Task requirements:
Search the data for the string "this" and extract every line where it appears.

Dataset records:
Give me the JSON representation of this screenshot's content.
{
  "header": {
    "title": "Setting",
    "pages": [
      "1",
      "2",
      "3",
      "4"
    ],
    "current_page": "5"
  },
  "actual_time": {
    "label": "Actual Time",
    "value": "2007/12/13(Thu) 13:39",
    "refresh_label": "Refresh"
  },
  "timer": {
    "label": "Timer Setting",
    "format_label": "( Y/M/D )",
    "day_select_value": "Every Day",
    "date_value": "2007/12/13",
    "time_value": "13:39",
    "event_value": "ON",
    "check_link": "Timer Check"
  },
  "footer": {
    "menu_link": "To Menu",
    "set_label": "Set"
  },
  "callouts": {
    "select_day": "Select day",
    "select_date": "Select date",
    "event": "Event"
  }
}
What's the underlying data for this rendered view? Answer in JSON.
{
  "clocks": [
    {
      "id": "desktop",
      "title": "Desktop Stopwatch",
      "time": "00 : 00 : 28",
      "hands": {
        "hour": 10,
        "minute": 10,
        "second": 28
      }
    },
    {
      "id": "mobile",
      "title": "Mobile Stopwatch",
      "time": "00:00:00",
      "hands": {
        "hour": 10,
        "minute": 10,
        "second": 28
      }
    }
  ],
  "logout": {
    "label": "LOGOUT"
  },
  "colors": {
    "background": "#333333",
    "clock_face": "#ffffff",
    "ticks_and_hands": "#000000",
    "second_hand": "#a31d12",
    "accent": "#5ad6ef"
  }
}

Response:
Give me the JSON representation of this screenshot's content.
What's the underlying data for this rendered view? Answer in JSON.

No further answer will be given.